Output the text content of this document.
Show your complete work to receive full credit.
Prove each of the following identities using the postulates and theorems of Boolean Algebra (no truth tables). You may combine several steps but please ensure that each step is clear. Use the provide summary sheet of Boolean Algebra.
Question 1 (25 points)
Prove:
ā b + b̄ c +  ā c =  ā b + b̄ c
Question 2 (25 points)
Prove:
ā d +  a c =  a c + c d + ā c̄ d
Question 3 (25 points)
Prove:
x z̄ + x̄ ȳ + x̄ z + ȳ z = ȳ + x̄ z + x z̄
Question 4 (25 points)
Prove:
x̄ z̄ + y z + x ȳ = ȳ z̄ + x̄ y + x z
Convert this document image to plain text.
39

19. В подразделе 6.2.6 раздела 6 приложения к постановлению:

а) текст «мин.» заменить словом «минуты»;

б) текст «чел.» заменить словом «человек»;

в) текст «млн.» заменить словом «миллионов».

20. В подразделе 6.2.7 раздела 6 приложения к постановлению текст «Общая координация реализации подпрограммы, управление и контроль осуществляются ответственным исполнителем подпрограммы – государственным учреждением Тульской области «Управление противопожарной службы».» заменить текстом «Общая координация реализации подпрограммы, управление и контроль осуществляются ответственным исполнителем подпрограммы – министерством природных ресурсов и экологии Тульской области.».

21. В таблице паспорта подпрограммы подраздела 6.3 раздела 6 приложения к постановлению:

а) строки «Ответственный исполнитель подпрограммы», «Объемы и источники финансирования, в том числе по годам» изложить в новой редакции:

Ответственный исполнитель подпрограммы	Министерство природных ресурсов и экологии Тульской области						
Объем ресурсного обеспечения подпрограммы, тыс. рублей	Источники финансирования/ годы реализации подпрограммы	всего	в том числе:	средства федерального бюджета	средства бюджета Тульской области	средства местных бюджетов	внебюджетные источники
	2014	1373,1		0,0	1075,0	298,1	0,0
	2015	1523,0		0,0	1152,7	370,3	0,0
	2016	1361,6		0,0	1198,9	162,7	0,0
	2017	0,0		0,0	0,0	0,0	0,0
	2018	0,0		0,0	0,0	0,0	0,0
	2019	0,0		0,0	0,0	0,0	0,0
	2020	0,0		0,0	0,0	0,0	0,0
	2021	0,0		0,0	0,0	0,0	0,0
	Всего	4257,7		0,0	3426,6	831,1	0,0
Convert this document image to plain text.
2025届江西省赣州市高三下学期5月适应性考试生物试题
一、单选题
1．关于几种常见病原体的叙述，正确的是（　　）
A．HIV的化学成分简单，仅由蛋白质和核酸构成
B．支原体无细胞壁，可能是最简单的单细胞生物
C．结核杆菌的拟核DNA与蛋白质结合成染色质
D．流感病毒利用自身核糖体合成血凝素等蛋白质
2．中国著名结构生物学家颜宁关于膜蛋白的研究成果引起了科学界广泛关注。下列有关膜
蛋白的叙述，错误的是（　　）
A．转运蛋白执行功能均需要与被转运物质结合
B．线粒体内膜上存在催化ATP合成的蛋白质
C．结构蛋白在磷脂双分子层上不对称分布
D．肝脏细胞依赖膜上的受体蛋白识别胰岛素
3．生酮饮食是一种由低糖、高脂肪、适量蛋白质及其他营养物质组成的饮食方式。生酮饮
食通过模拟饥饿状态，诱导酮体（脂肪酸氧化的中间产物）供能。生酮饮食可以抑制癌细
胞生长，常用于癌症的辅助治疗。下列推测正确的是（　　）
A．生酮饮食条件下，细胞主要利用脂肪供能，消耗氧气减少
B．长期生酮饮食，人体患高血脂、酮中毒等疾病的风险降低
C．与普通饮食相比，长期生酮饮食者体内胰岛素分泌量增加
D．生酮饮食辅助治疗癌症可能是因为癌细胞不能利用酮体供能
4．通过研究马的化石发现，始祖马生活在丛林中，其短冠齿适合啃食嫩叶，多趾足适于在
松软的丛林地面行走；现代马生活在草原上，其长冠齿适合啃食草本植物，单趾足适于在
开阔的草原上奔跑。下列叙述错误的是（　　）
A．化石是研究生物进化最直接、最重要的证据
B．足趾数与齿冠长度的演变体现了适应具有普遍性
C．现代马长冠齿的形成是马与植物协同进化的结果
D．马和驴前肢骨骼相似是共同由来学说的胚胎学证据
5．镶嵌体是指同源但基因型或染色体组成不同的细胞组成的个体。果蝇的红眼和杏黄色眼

◆ **REQUIREMENT**:
Go over the data above and copy every line that has the word "приложения" in it.

◆ **FINAL RESULT**:
19. В подразделе 6.2.6 раздела 6 приложения к постановлению:
20. В подразделе 6.2.7 раздела 6 приложения к постановлению текст «Общая координация реализации подпрограммы, управление и контроль осуществляются ответственным исполнителем подпрограммы – государственным учреждением Тульской области «Управление противопожарной службы».» заменить текстом «Общая координация реализации подпрограммы, управление и контроль осуществляются ответственным исполнителем подпрограммы – министерством природных ресурсов и экологии Тульской области.».
21. В таблице паспорта подпрограммы подраздела 6.3 раздела 6 приложения к постановлению:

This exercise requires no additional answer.